* start Source excerpt *

Purchase Terms
1 General Terms
1.1 These general terms shall apply to Proplate's purchase of goods and/or services unless otherwise agreed in writing between the parties. Goods also refer to materials provided by Proplate or a third party that have been processed by the Supplier.
1.2 Additions or amendments to these general terms shall only apply if agreed upon in writing.
1.3 "Proplate" refers to Proplate AB, 556643-3867, and its subsidiaries. "Supplier" refers to any company that delivers goods (including materials) to Proplate or provides services to Proplate.
1.4 If the Supplier applies their own general or specific delivery/sales terms, these Proplate general purchase terms shall take precedence in case of conflicting terms, unless the parties have agreed in writing on different order of precedence.
2 Kvalitet & Miljö
2.1 The Supplier undertakes to follow the technical specifications, requirements, and other regulations as established by Proplate ("Agreed Specification"). The Supplier further guarantees that the provided goods/services are correct and professionally executed. To the extent that the design of the goods/services is not affected by the Agreed Specification, the Supplier is also responsible for ensuring that the goods/services comply with applicable laws and regulations.
2.2 Proplate shall have the right, after reasonable prior notice, to visit the Supplier's premises to conduct inspections of the Supplier's manufacturing, carry out sampling, and perform other necessary controls. Completed inspections shall not affect the Supplier's warranty obligations.
2.3 The Supplier should follow local waste management regulations and also be familiar with Proplate's environmental work (environmental policy, sustainability efforts).
3 Drawings and descriptions
3.1 Drawings and technical documents that one party provides to the other shall remain the property of the first-mentioned party and may not be copied, reproduced, handed over, or otherwise disclosed to a third party without consent.
3.2 A party that has received drawings, etc., for review shall provide the other party with comments without delay, but no later than three weeks after receipt. Otherwise, the drawings, etc., shall be considered approved.
3.3 Review and approval do not imply any limitation of the other party's liability for defects, performance deviations, etc.
4 Tools
4.1 Without Proplate's written consent, the Supplier may not transfer, alter, scrap, or use for another party's account tools and other devices specifically manufactured for the production or control of goods for Proplate.
4.2 Tools provided or otherwise financed by Proplate and tools acquired by the Supplier at Proplate's request are Proplate's property and may be freely disposed of by Proplate. Such tools shall be marked by the Supplier in such a way that it is clearly indicated that the tools belong to Proplate and shall be stored separately from tools not intended for manufacturing for Proplate.
4.3 The Supplier shall, on their own initiative and at their own expense, maintain and, when necessary, renew all tools regardless of who owned the original tool. In cases where tools need to be renewed, the Supplier shall notify Proplate of this in good time.
5 Materials Provided by Proplate
5.1 If Proplate provides materials, the Supplier shall confirm receipt. The Supplier undertakes to indicate through marking that the provided material constitutes Proplate's property and to store it separately.

* end Source excerpt *
* start Records for the task *

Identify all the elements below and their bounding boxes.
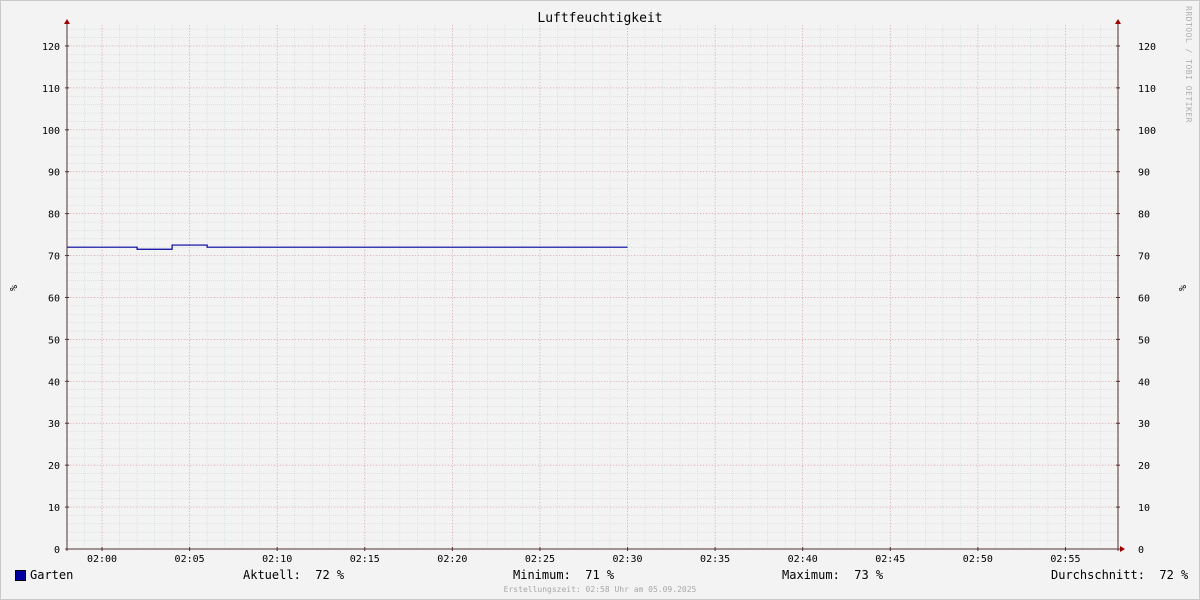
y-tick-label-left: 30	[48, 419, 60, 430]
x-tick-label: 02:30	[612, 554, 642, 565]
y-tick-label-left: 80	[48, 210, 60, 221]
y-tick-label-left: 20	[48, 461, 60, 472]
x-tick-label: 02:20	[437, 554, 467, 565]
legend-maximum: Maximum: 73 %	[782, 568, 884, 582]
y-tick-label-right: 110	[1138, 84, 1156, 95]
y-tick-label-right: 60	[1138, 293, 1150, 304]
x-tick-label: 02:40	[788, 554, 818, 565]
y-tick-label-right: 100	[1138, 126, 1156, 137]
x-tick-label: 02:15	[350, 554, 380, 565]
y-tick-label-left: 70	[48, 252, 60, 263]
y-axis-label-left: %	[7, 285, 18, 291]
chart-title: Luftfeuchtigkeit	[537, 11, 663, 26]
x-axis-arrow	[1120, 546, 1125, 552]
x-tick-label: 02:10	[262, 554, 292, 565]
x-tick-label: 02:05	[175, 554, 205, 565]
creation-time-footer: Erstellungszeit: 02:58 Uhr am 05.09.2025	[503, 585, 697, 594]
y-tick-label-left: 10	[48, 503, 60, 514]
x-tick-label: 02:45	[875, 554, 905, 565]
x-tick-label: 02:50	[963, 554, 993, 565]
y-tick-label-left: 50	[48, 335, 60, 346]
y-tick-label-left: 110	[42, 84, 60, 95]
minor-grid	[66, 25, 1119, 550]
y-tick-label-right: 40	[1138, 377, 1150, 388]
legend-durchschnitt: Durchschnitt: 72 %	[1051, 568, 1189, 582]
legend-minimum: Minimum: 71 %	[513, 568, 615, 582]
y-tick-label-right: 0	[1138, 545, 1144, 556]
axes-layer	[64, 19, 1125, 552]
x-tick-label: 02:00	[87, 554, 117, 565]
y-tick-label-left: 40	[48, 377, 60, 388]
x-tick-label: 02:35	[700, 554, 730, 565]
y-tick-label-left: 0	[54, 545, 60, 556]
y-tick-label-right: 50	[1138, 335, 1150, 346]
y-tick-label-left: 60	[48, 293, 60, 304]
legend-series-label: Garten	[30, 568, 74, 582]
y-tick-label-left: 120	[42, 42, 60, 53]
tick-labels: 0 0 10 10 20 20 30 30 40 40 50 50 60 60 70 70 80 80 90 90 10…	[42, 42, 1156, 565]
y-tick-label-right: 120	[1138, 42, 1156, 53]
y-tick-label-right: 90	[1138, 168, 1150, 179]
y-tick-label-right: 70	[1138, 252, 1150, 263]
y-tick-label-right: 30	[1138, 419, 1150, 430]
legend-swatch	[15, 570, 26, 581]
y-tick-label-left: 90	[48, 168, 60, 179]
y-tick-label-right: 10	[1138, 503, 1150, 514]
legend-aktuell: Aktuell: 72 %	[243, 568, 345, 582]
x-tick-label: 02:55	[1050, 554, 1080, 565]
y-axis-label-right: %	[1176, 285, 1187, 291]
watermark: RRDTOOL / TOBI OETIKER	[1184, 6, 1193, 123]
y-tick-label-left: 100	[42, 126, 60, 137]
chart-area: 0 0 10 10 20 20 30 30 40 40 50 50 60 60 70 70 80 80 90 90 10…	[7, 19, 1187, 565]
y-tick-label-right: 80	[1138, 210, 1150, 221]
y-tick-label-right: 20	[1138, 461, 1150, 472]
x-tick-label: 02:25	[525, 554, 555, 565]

* end Records for the task *
* start Records for the task *

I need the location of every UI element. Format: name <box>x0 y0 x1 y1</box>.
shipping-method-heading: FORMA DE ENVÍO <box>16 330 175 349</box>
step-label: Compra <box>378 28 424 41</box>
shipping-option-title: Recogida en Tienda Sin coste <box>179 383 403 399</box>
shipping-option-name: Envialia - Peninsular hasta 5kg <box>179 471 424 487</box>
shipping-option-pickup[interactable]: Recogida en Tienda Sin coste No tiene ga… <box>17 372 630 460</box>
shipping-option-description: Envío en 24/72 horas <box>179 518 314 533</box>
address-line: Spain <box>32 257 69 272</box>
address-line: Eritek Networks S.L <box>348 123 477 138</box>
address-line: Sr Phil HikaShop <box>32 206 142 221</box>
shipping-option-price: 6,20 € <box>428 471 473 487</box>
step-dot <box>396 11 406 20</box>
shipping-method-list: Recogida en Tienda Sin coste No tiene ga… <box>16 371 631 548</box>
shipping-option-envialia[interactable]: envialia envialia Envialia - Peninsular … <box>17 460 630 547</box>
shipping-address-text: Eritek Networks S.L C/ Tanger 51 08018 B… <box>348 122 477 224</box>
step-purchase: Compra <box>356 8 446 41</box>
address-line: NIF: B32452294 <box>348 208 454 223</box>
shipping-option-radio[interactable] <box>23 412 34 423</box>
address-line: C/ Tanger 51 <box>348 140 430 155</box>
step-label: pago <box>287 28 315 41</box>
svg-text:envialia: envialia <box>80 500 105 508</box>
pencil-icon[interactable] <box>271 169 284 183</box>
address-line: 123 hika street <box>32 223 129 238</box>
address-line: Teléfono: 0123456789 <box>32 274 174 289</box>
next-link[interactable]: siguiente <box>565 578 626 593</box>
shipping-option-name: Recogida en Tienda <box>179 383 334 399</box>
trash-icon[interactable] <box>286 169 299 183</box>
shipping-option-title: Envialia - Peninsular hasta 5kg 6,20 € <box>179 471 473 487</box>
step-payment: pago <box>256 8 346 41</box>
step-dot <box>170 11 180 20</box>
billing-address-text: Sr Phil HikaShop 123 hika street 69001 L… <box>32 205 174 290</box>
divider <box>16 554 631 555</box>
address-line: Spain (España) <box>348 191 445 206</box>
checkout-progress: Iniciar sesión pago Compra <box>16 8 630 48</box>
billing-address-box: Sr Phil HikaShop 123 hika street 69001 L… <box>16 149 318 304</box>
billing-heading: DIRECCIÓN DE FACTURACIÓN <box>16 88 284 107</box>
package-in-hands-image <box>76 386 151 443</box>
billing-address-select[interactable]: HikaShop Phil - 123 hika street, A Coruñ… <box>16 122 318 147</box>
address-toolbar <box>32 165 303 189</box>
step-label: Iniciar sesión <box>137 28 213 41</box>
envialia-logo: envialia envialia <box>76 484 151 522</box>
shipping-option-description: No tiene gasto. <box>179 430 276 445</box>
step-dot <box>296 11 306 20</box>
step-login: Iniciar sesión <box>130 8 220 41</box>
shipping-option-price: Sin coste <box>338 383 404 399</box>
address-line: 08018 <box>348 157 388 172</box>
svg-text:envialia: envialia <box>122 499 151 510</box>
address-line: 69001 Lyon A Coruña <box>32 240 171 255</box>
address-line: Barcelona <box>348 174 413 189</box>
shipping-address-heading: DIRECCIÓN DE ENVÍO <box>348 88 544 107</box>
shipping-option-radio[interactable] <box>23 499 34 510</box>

* end Records for the task *

## Complete the following
1 – Lay out the record lines from the one holding "419, 60, 430]" through the one holding "546, 1125, 552]", inclusive, as a Markdown table with the columns Row and Record line. Number the rows and leave out any blank lines.
2 – Carry on with the Proplate purchase terms from the point where they stop.

## Exercise results
1 –
| Row | Record line |
|---|---|
| 1 | y-tick-label-left: 30	[48, 419, 60, 430] |
| 2 | x-tick-label: 02:30	[612, 554, 642, 565] |
| 3 | y-tick-label-left: 80	[48, 210, 60, 221] |
| 4 | y-tick-label-left: 20	[48, 461, 60, 472] |
| 5 | x-tick-label: 02:20	[437, 554, 467, 565] |
| 6 | legend-maximum: Maximum: 73 %	[782, 568, 884, 582] |
| 7 | y-tick-label-right: 110	[1138, 84, 1156, 95] |
| 8 | y-tick-label-right: 60	[1138, 293, 1150, 304] |
| 9 | x-tick-label: 02:40	[788, 554, 818, 565] |
| 10 | y-tick-label-right: 100	[1138, 126, 1156, 137] |
| 11 | x-tick-label: 02:15	[350, 554, 380, 565] |
| 12 | y-tick-label-left: 70	[48, 252, 60, 263] |
| 13 | y-axis-label-left: %	[7, 285, 18, 291] |
| 14 | chart-title: Luftfeuchtigkeit	[537, 11, 663, 26] |
| 15 | x-axis-arrow	[1120, 546, 1125, 552] |

2 –
5.2 Unless otherwise agreed in writing, the Supplier is responsible for unloading, handling, and intermediate storage of incoming materials.
6 Delivery
6.1 Deliveries shall, regarding quantities and times, be made according to Proplate's delivery plans. If no specific delivery terms have been agreed upon, delivery shall be made free of charge to Proplate, Oxelösund.
6.2 Partial delivery or delivery before the agreed delivery date always requires Proplate's express consent.
6.3 Changes and additions to the Agreed Specification entitle a delayed delivery time only when a written agreement has been reached on this matter.
6.4 If the Supplier finds that they cannot meet the agreed delivery date or if a delay appears likely, they shall without delay notify Proplate in writing of this and simultaneously indicate the reason for the delay and the date when delivery is expected to be completed. Such notification does not, however, relieve the Supplier from liability for the delay.
6.5 "Supplier's delay" means that delivery (including partial delivery) is delayed and the delay is not due to any action or omission by Proplate, and the Supplier is not exempted according to the rules in section 13 below.
6.6 In the event of the Supplier's delay, Proplate is entitled to a penalty. The penalty is payable for each started week that the delay lasts, at one percent of the total price of the Delivery. However, the maximum penalty amounts to ten percent of the total price of the delivery.
6.7 If cancellation occurs due to the delay, the penalty according to the first paragraph shall apply for the period until the cancellation.
7 Liability for Defects and Delays
7.1 The warranty period for delivered goods/performed service is 24 months from the date when the goods are put into use by the end customer. However, the warranty period shall never exceed 30 months from the date when the goods were received by Proplate.
7.2 The Supplier is obligated to immediately report to Proplate confirmed or suspected defects in delivered goods or delivery delays. The Supplier is obligated, at Proplate's request, to promptly remedy or replace defective goods and reimburse Proplate for freight costs for defectively delivered goods, for return freight, and for extra freight costs for urgent delivery to Proplate's end customer.
7.3 After consent from the Supplier, Proplate may perform adjustments of defective goods at the Supplier's expense. In urgent cases, Proplate has the right, after notification to the Supplier, to adjust goods at the latter's expense without waiting for the Supplier's consent.
7.4 If Proplate is forced to conduct an inspection of all delivered goods/performed services as a result of the discovery of a defect, the Supplier shall reimburse Proplate for the cost of such inspection.
7.5 The Supplier may be held liable for the costs and damages Proplate incurs through failure to observe Proplate's regulations.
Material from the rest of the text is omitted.